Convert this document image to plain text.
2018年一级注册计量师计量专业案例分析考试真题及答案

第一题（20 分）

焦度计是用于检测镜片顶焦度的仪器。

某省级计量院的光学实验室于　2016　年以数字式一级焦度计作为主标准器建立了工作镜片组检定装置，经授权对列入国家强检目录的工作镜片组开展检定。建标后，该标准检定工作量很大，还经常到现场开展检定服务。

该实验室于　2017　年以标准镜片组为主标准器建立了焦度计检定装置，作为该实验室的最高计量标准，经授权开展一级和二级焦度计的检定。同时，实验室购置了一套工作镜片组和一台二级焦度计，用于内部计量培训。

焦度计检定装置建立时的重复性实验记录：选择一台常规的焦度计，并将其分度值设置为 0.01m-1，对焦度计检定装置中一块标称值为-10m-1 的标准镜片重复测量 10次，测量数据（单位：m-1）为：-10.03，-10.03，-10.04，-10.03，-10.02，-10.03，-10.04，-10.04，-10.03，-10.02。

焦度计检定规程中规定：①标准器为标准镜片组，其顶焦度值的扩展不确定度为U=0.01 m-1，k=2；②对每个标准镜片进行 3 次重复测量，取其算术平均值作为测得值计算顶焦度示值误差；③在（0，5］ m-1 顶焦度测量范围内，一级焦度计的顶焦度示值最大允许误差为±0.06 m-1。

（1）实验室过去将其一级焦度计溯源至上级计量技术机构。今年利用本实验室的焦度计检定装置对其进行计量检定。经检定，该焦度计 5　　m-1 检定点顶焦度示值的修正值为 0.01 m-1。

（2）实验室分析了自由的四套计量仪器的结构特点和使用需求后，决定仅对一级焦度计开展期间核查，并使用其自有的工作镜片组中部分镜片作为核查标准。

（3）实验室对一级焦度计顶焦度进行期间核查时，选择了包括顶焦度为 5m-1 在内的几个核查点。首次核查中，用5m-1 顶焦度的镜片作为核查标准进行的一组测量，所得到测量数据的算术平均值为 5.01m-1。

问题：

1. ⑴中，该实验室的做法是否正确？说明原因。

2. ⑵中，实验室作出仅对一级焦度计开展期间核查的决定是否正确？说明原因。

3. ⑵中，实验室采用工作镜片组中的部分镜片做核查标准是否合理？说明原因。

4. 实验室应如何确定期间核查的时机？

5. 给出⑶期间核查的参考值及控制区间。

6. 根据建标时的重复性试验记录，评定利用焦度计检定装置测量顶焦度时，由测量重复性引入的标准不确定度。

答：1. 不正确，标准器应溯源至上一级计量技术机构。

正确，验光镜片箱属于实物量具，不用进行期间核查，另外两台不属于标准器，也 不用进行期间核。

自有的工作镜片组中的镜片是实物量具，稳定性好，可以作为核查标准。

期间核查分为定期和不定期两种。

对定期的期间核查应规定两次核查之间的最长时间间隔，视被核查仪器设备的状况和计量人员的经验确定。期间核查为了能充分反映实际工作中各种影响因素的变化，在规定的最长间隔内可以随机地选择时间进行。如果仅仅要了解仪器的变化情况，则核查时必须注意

+--

▸ PROBLEM:
Transcribe the whole listing with nothing added or left out.

▸ OUTPUT FOR THIS TASK:
Convert this document image to plain text.
2018年一级注册计量师计量专业案例分析考试真题及答案

第一题（20 分）

焦度计是用于检测镜片顶焦度的仪器。

某省级计量院的光学实验室于　2016　年以数字式一级焦度计作为主标准器建立了工作镜片组检定装置，经授权对列入国家强检目录的工作镜片组开展检定。建标后，该标准检定工作量很大，还经常到现场开展检定服务。

该实验室于　2017　年以标准镜片组为主标准器建立了焦度计检定装置，作为该实验室的最高计量标准，经授权开展一级和二级焦度计的检定。同时，实验室购置了一套工作镜片组和一台二级焦度计，用于内部计量培训。

焦度计检定装置建立时的重复性实验记录：选择一台常规的焦度计，并将其分度值设置为 0.01m-1，对焦度计检定装置中一块标称值为-10m-1 的标准镜片重复测量 10次，测量数据（单位：m-1）为：-10.03，-10.03，-10.04，-10.03，-10.02，-10.03，-10.04，-10.04，-10.03，-10.02。

焦度计检定规程中规定：①标准器为标准镜片组，其顶焦度值的扩展不确定度为U=0.01 m-1，k=2；②对每个标准镜片进行 3 次重复测量，取其算术平均值作为测得值计算顶焦度示值误差；③在（0，5］ m-1 顶焦度测量范围内，一级焦度计的顶焦度示值最大允许误差为±0.06 m-1。

（1）实验室过去将其一级焦度计溯源至上级计量技术机构。今年利用本实验室的焦度计检定装置对其进行计量检定。经检定，该焦度计 5　　m-1 检定点顶焦度示值的修正值为 0.01 m-1。

（2）实验室分析了自由的四套计量仪器的结构特点和使用需求后，决定仅对一级焦度计开展期间核查，并使用其自有的工作镜片组中部分镜片作为核查标准。

（3）实验室对一级焦度计顶焦度进行期间核查时，选择了包括顶焦度为 5m-1 在内的几个核查点。首次核查中，用5m-1 顶焦度的镜片作为核查标准进行的一组测量，所得到测量数据的算术平均值为 5.01m-1。

问题：

1. ⑴中，该实验室的做法是否正确？说明原因。

2. ⑵中，实验室作出仅对一级焦度计开展期间核查的决定是否正确？说明原因。

3. ⑵中，实验室采用工作镜片组中的部分镜片做核查标准是否合理？说明原因。

4. 实验室应如何确定期间核查的时机？

5. 给出⑶期间核查的参考值及控制区间。

6. 根据建标时的重复性试验记录，评定利用焦度计检定装置测量顶焦度时，由测量重复性引入的标准不确定度。

答：1. 不正确，标准器应溯源至上一级计量技术机构。

正确，验光镜片箱属于实物量具，不用进行期间核查，另外两台不属于标准器，也 不用进行期间核。

自有的工作镜片组中的镜片是实物量具，稳定性好，可以作为核查标准。

期间核查分为定期和不定期两种。

对定期的期间核查应规定两次核查之间的最长时间间隔，视被核查仪器设备的状况和计量人员的经验确定。期间核查为了能充分反映实际工作中各种影响因素的变化，在规定的最长间隔内可以随机地选择时间进行。如果仅仅要了解仪器的变化情况，则核查时必须注意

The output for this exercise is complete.